PrefectHQ / prefect

Prefect is a workflow orchestration framework for building resilient data pipelines in Python.
https://prefect.io
Apache License 2.0
15.78k stars 1.54k forks source link

Support compression in flow storage #6167

Open kaliserichmond opened 2 years ago

kaliserichmond commented 2 years ago

Prefect Version

2.x

Describe the proposed behavior

With the new deployment.yaml, users previously were using the FilePackager with the pickle serializer because they are worried about large s3 costs. Extending support for compression formats like .zip or tarballs would be a good replacement for this functionality.

Describe the current behavior

Currently the deployment build CLI command auto-uploads individual files using file system blocks, and submitted runs use the same block to download these raw files. For certain deployments, there can be large quantities and sizes of files that are necessary to storage alongside the flow, and so having a way to compress the full directory before uploading and decompress when downloading would save users on storage costs.

Example Use

No response

Additional context

No response

gaby commented 2 years ago

👍🏻 for adding this and zstd support.

### TASKS AND EXERCISES
1. In the issue on flow storage compression, revise everything from "kaliserichmond commented 2" down to "on storage costs.", replacing "pickle serializer" with "JSON serializer".
2. Translate this sentence from the issue on flow storage compression into Spanish: "Extending support for compression formats like .zip or tarballs would be a good replacement for this functionality."
3. In the issue on flow storage compression, which additional format does the second comment ask to support?

### GIVEN DATA
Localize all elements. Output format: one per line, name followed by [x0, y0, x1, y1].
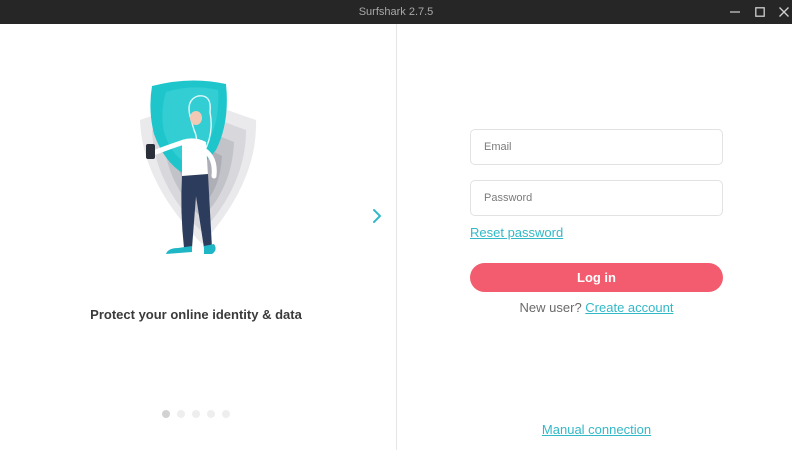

### IN RESPONSE
1.
kaliserichmond commented 2 years ago

Prefect Version

2.x

Describe the proposed behavior

With the new deployment.yaml, users previously were using the FilePackager with the JSON serializer because they are worried about large s3 costs. Extending support for compression formats like .zip or tarballs would be a good replacement for this functionality.

Describe the current behavior

Currently the deployment build CLI command auto-uploads individual files using file system blocks, and submitted runs use the same block to download these raw files. For certain deployments, there can be large quantities and sizes of files that are necessary to storage alongside the flow, and so having a way to compress the full directory before uploading and decompress when downloading would save users on storage costs.

2. Ampliar la compatibilidad con formatos de compresión como .zip o tarballs sería un buen sustituto de esta funcionalidad.

3. zstd.